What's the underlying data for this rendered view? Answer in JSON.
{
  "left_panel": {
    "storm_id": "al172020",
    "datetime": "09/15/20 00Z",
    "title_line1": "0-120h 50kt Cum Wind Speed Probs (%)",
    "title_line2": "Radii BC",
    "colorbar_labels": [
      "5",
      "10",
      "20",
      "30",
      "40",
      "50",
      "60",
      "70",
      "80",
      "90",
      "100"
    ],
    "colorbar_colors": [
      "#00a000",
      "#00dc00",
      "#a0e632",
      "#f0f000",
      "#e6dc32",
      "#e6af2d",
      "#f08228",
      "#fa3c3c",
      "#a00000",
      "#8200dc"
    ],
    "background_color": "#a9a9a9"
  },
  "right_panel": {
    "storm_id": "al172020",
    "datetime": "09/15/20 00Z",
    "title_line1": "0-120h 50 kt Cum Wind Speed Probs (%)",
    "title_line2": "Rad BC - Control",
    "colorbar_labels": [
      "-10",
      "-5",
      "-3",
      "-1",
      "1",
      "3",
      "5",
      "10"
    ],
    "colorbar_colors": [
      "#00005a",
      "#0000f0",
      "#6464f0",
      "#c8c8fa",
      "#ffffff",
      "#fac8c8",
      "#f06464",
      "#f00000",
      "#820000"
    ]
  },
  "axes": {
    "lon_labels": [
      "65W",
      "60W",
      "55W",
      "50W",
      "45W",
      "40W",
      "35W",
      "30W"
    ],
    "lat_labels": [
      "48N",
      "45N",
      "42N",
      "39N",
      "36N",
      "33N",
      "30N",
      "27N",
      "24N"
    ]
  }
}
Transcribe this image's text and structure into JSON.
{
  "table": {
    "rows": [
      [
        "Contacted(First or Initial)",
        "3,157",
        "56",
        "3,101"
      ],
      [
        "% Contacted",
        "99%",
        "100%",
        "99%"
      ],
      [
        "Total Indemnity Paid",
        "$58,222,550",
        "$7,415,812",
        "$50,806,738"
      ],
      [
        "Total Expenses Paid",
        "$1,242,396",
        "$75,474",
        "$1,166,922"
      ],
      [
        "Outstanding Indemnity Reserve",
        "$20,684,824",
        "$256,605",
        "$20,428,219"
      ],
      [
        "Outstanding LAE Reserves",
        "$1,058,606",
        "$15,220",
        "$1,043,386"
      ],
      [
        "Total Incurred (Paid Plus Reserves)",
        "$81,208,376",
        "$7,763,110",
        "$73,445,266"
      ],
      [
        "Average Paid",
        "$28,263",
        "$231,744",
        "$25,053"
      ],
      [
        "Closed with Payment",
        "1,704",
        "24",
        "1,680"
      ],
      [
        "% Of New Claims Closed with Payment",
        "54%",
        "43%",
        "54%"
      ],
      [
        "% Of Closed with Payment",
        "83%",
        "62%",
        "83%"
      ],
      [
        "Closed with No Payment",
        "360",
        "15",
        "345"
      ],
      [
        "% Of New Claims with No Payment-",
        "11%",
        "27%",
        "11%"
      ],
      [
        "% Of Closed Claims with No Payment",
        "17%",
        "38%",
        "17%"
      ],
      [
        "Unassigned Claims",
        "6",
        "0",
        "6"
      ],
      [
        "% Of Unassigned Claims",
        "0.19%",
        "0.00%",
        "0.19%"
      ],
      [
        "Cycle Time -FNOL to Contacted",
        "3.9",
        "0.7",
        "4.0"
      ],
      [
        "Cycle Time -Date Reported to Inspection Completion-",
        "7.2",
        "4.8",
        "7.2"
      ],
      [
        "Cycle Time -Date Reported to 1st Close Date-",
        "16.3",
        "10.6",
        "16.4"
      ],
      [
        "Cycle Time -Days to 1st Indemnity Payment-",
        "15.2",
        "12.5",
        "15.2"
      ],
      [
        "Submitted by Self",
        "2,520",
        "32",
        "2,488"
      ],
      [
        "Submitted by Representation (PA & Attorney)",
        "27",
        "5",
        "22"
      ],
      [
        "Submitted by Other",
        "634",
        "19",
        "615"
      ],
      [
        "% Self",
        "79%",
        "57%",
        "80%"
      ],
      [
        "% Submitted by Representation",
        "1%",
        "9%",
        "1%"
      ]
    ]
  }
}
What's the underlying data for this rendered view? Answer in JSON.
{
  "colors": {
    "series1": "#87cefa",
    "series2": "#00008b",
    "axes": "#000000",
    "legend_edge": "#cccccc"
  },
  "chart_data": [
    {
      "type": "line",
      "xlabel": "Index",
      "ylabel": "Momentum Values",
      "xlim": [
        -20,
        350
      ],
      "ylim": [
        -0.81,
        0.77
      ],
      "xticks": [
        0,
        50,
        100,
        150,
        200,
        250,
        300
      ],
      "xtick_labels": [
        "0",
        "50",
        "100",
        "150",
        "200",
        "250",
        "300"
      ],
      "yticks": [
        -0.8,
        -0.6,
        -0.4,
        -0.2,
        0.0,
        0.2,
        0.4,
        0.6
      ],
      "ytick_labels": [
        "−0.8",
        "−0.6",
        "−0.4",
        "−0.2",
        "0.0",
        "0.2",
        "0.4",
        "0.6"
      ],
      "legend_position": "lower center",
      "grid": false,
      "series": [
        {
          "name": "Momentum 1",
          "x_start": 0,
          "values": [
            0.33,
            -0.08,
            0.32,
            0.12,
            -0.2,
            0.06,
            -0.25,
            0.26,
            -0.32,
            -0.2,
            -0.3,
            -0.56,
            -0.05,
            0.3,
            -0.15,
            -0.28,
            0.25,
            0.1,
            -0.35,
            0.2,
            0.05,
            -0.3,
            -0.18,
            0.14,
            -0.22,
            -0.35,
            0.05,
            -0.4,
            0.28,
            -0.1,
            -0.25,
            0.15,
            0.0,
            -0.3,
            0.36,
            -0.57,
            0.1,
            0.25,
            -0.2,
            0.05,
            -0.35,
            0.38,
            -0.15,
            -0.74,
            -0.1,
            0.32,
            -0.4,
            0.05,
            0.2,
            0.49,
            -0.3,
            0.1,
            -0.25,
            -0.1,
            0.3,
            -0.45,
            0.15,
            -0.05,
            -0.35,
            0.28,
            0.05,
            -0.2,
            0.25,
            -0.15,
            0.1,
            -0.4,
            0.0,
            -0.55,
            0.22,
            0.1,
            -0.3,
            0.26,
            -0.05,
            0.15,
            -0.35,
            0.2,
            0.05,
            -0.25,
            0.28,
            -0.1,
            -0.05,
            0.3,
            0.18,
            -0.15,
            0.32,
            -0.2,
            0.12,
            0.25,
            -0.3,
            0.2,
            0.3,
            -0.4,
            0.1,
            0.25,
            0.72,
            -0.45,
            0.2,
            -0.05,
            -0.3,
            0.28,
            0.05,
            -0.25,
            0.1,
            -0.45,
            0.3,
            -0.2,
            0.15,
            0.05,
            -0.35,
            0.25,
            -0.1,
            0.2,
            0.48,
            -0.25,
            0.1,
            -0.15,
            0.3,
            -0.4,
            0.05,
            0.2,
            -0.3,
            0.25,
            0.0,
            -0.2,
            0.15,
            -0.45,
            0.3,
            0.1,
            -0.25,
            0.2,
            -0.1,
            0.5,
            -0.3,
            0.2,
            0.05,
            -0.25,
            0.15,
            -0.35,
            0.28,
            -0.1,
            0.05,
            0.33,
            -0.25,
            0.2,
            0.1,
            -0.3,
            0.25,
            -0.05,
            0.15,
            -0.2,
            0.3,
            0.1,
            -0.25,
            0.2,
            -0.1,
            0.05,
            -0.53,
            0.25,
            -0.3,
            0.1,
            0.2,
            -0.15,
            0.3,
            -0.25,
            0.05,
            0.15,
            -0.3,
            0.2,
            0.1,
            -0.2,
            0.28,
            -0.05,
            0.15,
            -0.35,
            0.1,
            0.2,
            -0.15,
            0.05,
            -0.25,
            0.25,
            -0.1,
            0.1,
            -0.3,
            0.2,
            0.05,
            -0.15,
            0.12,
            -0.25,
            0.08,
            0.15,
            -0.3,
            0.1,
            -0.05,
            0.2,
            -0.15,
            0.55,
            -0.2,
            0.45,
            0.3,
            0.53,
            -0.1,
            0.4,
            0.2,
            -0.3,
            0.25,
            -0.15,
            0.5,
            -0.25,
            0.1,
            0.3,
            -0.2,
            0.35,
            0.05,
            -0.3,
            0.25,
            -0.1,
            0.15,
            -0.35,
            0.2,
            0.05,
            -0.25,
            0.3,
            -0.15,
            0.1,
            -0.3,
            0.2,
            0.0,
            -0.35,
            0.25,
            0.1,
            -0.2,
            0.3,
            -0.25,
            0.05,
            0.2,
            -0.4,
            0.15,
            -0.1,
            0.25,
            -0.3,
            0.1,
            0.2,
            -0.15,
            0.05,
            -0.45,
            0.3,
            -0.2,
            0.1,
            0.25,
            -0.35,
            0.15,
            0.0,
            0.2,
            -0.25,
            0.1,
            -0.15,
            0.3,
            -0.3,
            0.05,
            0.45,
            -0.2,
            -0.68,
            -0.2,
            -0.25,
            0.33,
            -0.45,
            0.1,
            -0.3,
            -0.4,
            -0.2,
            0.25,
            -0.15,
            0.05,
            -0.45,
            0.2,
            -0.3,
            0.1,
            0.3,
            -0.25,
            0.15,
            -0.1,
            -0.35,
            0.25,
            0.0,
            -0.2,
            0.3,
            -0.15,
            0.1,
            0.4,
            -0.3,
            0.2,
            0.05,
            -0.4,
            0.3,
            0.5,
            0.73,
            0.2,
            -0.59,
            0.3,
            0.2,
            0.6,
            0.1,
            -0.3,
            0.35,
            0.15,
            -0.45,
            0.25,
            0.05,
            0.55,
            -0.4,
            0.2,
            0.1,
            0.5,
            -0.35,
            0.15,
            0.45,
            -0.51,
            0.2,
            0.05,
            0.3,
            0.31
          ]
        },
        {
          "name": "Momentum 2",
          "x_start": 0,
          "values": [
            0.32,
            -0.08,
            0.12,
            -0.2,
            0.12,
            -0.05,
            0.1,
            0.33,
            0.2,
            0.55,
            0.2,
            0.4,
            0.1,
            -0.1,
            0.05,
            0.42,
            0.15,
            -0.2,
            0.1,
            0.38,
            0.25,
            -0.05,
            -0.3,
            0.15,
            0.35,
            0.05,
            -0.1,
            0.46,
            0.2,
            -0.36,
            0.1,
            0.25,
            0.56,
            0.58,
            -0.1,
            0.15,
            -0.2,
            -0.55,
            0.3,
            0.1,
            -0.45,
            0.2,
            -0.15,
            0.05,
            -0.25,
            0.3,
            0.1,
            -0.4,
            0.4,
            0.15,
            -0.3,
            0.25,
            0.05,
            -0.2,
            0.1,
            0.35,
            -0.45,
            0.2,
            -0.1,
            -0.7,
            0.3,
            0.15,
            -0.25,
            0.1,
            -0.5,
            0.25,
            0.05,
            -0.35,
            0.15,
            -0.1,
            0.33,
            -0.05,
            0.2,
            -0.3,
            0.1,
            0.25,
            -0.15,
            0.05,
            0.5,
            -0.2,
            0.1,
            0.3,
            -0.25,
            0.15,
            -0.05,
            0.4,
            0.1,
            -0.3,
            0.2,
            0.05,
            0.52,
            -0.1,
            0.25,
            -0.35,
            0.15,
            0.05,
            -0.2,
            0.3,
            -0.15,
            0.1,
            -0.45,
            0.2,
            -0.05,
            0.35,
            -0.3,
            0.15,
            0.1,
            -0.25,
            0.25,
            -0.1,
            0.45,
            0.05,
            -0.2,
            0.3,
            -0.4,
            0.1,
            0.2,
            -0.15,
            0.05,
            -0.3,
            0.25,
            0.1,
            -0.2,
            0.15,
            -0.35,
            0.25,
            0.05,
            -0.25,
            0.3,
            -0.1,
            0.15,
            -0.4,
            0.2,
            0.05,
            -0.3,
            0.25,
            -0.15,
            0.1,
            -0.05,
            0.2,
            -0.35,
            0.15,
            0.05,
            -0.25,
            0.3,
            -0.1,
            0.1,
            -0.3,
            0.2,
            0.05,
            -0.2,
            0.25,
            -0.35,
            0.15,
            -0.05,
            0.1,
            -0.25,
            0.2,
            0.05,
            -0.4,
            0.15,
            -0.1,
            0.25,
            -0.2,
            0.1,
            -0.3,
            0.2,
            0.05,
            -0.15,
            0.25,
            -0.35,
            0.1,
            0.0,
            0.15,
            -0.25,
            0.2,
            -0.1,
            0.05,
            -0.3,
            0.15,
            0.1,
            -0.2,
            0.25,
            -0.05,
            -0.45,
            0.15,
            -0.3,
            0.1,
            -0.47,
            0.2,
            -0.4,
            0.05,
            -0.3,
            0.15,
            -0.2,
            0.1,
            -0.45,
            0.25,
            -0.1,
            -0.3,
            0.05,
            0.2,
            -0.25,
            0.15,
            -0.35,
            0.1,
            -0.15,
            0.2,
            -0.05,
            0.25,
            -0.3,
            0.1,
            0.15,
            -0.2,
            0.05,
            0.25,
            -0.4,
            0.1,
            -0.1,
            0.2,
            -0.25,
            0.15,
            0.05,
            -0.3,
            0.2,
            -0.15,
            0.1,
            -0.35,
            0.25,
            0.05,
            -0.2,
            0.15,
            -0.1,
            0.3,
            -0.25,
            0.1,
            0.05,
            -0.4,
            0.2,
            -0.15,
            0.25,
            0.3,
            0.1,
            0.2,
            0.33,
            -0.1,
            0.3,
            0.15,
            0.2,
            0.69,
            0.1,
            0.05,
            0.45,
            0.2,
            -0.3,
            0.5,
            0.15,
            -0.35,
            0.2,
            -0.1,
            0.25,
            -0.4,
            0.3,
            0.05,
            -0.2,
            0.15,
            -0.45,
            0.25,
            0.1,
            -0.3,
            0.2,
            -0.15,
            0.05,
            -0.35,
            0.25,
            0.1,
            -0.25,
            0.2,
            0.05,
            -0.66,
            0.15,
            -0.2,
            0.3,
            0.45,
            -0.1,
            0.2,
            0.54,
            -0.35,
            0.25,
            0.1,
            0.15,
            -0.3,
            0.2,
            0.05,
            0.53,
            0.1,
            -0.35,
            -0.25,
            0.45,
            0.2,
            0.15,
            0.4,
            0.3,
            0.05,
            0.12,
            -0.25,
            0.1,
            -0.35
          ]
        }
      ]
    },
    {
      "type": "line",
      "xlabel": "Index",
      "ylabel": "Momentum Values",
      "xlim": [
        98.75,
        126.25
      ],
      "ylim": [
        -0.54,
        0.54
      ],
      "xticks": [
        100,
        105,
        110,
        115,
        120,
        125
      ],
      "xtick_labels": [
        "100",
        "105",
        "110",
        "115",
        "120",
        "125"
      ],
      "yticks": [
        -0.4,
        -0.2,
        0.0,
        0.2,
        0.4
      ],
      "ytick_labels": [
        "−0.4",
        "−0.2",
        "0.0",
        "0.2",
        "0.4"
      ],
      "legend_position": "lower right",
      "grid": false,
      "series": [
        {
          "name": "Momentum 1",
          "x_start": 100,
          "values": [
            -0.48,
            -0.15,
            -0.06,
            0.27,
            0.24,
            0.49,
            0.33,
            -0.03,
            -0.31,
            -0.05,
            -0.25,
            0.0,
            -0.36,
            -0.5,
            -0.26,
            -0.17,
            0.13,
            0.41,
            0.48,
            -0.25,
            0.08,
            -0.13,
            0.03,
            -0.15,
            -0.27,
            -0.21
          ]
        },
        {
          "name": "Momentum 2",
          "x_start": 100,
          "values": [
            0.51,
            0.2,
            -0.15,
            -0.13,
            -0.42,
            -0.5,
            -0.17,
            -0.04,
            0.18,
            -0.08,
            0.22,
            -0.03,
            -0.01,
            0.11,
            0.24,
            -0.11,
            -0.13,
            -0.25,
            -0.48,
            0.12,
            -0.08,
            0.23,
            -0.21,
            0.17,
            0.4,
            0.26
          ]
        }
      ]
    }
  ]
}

----

- **WHAT TO PRODUCE**: Copy out every line in the entries above that holds "Reserves".

- **REPLY**:
        "Outstanding LAE Reserves",
        "Total Incurred (Paid Plus Reserves)",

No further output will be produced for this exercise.